>> begin Given entries

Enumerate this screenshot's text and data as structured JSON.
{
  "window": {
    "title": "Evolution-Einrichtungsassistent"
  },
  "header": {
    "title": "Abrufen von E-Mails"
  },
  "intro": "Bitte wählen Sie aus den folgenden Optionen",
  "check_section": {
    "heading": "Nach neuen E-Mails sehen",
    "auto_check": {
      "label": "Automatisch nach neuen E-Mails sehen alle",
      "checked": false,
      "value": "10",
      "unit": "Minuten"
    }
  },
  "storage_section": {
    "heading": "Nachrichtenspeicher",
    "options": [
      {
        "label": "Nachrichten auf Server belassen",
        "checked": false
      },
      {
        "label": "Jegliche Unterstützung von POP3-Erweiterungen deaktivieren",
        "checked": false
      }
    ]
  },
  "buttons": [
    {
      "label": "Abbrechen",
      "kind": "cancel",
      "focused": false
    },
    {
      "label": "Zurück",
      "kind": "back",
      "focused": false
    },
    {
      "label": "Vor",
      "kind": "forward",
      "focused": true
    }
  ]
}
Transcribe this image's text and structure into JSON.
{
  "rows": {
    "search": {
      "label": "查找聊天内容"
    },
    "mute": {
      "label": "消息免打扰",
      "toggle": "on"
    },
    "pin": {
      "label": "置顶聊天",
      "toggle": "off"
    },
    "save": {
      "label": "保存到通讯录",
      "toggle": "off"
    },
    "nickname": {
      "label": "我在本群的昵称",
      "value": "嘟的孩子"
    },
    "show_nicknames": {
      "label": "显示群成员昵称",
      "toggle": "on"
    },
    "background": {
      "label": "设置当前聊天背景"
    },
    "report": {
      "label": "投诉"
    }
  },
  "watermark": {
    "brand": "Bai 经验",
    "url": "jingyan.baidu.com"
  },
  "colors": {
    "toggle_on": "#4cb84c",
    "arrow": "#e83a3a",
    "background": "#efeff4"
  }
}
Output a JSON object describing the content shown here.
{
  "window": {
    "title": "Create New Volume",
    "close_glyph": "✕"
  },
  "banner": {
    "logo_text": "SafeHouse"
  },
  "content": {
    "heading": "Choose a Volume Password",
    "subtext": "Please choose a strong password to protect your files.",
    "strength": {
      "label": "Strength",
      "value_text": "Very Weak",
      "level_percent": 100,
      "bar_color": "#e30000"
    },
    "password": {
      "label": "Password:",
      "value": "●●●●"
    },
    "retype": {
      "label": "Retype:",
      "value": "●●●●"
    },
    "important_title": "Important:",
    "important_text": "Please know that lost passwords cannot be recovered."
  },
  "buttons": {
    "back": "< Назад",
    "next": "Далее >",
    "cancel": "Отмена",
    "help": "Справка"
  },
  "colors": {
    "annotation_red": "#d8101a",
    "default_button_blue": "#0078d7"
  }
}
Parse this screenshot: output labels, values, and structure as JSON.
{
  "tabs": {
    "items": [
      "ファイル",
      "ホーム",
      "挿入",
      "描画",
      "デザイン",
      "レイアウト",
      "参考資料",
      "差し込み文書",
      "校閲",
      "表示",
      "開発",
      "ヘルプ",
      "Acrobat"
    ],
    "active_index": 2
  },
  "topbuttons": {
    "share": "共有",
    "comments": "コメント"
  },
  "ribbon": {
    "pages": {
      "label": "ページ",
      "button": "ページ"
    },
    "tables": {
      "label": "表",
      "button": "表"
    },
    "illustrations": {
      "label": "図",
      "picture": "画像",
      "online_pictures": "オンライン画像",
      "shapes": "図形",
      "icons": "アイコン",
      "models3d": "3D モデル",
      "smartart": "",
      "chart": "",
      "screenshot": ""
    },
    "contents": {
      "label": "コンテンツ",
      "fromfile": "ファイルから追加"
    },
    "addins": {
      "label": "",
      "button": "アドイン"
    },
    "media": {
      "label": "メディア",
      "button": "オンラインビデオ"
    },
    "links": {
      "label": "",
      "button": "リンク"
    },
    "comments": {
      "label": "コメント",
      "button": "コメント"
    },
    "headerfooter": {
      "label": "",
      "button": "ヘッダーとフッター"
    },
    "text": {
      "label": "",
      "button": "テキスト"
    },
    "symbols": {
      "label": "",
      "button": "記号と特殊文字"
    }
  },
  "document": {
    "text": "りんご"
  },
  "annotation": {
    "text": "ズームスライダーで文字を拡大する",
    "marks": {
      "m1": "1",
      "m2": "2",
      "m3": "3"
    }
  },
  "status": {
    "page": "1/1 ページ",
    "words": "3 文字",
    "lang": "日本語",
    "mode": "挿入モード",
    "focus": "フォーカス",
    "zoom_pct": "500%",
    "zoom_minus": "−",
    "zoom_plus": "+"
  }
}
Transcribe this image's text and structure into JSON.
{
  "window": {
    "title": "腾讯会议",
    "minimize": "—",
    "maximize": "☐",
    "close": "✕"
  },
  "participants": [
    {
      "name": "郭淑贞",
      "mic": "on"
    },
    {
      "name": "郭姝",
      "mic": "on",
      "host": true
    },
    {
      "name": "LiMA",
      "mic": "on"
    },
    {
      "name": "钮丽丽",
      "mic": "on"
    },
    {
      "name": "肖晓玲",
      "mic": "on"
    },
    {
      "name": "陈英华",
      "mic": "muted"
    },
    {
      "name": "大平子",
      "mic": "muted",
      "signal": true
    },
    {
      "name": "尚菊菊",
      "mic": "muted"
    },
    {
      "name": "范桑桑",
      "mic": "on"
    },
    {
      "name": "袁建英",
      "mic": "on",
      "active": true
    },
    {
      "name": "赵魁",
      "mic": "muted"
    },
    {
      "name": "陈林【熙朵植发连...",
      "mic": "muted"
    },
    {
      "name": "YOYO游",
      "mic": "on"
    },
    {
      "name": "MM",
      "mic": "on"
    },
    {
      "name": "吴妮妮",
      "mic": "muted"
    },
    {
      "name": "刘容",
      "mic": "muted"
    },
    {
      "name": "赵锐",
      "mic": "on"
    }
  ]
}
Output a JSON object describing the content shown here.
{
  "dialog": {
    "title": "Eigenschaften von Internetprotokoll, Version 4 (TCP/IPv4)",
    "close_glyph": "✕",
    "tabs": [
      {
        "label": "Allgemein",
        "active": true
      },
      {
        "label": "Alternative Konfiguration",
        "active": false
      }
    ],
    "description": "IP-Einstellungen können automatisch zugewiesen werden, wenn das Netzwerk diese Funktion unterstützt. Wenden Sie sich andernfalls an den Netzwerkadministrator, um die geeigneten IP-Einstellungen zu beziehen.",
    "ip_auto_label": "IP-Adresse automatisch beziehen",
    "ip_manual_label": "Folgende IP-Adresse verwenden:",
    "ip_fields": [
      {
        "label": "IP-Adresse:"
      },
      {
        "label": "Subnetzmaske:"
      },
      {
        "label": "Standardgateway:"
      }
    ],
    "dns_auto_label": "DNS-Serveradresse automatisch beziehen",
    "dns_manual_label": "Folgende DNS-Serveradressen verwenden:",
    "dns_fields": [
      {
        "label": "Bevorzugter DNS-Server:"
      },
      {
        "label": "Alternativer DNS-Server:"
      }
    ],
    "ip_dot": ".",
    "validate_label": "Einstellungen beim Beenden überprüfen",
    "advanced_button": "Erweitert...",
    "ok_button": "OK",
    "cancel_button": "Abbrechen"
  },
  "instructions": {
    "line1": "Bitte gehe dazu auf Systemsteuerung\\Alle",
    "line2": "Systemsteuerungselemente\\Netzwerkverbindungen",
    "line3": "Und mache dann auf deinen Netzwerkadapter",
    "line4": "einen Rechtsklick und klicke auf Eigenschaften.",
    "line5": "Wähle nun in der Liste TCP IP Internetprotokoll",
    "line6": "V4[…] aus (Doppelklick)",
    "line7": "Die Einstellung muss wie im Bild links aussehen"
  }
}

>> end Given entries

▸ Written instruction
Pull every line containing the word "Mails" out of the entries above.

▸ Complete output
    "title": "Abrufen von E-Mails"
    "heading": "Nach neuen E-Mails sehen",
      "label": "Automatisch nach neuen E-Mails sehen alle",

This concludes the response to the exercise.